> **Supplied material**
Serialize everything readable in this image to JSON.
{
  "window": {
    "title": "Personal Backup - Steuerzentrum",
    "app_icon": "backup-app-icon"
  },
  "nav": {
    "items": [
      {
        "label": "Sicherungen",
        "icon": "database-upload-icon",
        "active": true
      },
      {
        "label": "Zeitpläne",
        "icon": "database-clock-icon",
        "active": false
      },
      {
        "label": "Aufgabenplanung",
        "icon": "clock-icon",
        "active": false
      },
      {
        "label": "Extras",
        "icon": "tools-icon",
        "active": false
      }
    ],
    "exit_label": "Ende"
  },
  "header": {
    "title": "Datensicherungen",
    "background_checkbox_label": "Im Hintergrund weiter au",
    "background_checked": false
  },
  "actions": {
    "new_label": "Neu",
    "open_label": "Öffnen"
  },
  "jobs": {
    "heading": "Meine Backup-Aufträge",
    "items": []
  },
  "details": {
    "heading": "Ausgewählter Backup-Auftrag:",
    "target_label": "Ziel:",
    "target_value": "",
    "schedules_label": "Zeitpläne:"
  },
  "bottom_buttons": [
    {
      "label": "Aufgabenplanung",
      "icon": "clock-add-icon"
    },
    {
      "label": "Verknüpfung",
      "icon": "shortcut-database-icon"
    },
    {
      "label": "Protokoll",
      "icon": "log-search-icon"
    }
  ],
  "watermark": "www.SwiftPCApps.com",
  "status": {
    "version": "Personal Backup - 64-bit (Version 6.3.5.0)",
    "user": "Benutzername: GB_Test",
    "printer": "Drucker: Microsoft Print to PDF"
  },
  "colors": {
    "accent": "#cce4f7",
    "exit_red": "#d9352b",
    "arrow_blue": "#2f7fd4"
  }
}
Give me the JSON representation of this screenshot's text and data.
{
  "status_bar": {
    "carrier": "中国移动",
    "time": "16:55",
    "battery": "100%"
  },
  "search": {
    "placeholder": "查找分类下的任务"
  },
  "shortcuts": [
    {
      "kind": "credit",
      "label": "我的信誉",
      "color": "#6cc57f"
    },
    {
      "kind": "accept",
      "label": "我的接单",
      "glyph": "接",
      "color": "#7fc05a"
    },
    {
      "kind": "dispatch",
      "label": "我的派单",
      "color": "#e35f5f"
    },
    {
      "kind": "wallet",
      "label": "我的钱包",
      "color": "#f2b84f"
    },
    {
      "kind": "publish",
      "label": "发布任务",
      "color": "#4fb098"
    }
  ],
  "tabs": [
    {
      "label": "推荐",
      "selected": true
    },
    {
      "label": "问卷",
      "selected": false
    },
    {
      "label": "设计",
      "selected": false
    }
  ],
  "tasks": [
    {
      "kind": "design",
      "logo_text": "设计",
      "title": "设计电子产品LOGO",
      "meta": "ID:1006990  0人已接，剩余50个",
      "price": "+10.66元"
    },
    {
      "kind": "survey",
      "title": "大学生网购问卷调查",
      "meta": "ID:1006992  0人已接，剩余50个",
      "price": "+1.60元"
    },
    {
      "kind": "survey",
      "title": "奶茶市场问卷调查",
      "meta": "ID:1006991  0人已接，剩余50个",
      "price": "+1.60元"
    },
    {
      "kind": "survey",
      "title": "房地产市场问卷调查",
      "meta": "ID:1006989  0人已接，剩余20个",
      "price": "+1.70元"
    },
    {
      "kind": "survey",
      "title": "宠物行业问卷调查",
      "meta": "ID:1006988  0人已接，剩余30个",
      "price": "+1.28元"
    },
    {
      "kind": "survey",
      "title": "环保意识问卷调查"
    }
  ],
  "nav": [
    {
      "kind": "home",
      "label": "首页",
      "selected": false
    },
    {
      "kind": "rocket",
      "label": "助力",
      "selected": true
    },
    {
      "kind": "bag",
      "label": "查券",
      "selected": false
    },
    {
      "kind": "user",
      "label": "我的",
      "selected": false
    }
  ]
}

> **Task directions**
Take the entries above and transcribe them exactly.

> **Task answer**
Serialize everything readable in this image to JSON.
{
  "window": {
    "title": "Personal Backup - Steuerzentrum",
    "app_icon": "backup-app-icon"
  },
  "nav": {
    "items": [
      {
        "label": "Sicherungen",
        "icon": "database-upload-icon",
        "active": true
      },
      {
        "label": "Zeitpläne",
        "icon": "database-clock-icon",
        "active": false
      },
      {
        "label": "Aufgabenplanung",
        "icon": "clock-icon",
        "active": false
      },
      {
        "label": "Extras",
        "icon": "tools-icon",
        "active": false
      }
    ],
    "exit_label": "Ende"
  },
  "header": {
    "title": "Datensicherungen",
    "background_checkbox_label": "Im Hintergrund weiter au",
    "background_checked": false
  },
  "actions": {
    "new_label": "Neu",
    "open_label": "Öffnen"
  },
  "jobs": {
    "heading": "Meine Backup-Aufträge",
    "items": []
  },
  "details": {
    "heading": "Ausgewählter Backup-Auftrag:",
    "target_label": "Ziel:",
    "target_value": "",
    "schedules_label": "Zeitpläne:"
  },
  "bottom_buttons": [
    {
      "label": "Aufgabenplanung",
      "icon": "clock-add-icon"
    },
    {
      "label": "Verknüpfung",
      "icon": "shortcut-database-icon"
    },
    {
      "label": "Protokoll",
      "icon": "log-search-icon"
    }
  ],
  "watermark": "www.SwiftPCApps.com",
  "status": {
    "version": "Personal Backup - 64-bit (Version 6.3.5.0)",
    "user": "Benutzername: GB_Test",
    "printer": "Drucker: Microsoft Print to PDF"
  },
  "colors": {
    "accent": "#cce4f7",
    "exit_red": "#d9352b",
    "arrow_blue": "#2f7fd4"
  }
}
Give me the JSON representation of this screenshot's text and data.
{
  "status_bar": {
    "carrier": "中国移动",
    "time": "16:55",
    "battery": "100%"
  },
  "search": {
    "placeholder": "查找分类下的任务"
  },
  "shortcuts": [
    {
      "kind": "credit",
      "label": "我的信誉",
      "color": "#6cc57f"
    },
    {
      "kind": "accept",
      "label": "我的接单",
      "glyph": "接",
      "color": "#7fc05a"
    },
    {
      "kind": "dispatch",
      "label": "我的派单",
      "color": "#e35f5f"
    },
    {
      "kind": "wallet",
      "label": "我的钱包",
      "color": "#f2b84f"
    },
    {
      "kind": "publish",
      "label": "发布任务",
      "color": "#4fb098"
    }
  ],
  "tabs": [
    {
      "label": "推荐",
      "selected": true
    },
    {
      "label": "问卷",
      "selected": false
    },
    {
      "label": "设计",
      "selected": false
    }
  ],
  "tasks": [
    {
      "kind": "design",
      "logo_text": "设计",
      "title": "设计电子产品LOGO",
      "meta": "ID:1006990  0人已接，剩余50个",
      "price": "+10.66元"
    },
    {
      "kind": "survey",
      "title": "大学生网购问卷调查",
      "meta": "ID:1006992  0人已接，剩余50个",
      "price": "+1.60元"
    },
    {
      "kind": "survey",
      "title": "奶茶市场问卷调查",
      "meta": "ID:1006991  0人已接，剩余50个",
      "price": "+1.60元"
    },
    {
      "kind": "survey",
      "title": "房地产市场问卷调查",
      "meta": "ID:1006989  0人已接，剩余20个",
      "price": "+1.70元"
    },
    {
      "kind": "survey",
      "title": "宠物行业问卷调查",
      "meta": "ID:1006988  0人已接，剩余30个",
      "price": "+1.28元"
    },
    {
      "kind": "survey",
      "title": "环保意识问卷调查"
    }
  ],
  "nav": [
    {
      "kind": "home",
      "label": "首页",
      "selected": false
    },
    {
      "kind": "rocket",
      "label": "助力",
      "selected": true
    },
    {
      "kind": "bag",
      "label": "查券",
      "selected": false
    },
    {
      "kind": "user",
      "label": "我的",
      "selected": false
    }
  ]
}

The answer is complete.